[START OF Entries supplied]

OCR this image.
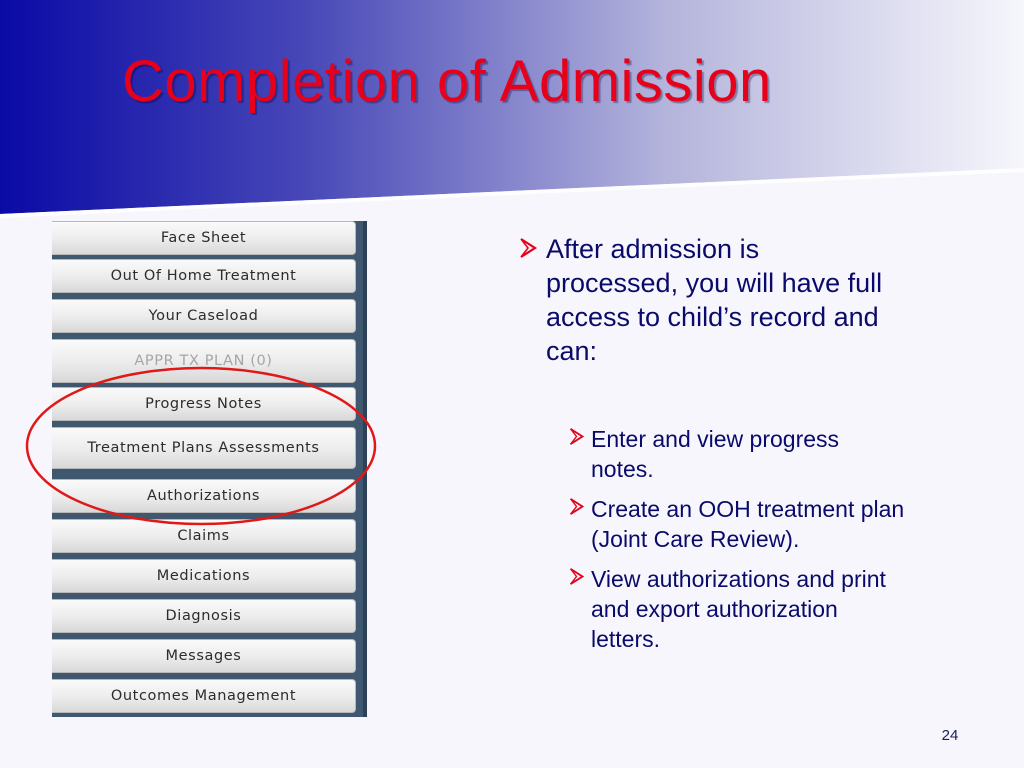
Completion of Admission
Face Sheet
Out Of Home Treatment
Your Caseload
APPR TX PLAN (0)
Progress Notes
Treatment Plans Assessments
Authorizations
Claims
Medications
Diagnosis
Messages
Outcomes Management
After admission is processed, you will have full access to child’s record and can:
Enter and view progress notes.
Create an OOH treatment plan (Joint Care Review).
View authorizations and print and export authorization letters.
24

[END OF Entries supplied]

Without the pictures, restate all of the entries above verbatim.

> Exercise answer:
OCR this image.
Completion of Admission
Face Sheet
Out Of Home Treatment
Your Caseload
APPR TX PLAN (0)
Progress Notes
Treatment Plans Assessments
Authorizations
Claims
Medications
Diagnosis
Messages
Outcomes Management
After admission is processed, you will have full access to child’s record and can:
Enter and view progress notes.
Create an OOH treatment plan (Joint Care Review).
View authorizations and print and export authorization letters.
24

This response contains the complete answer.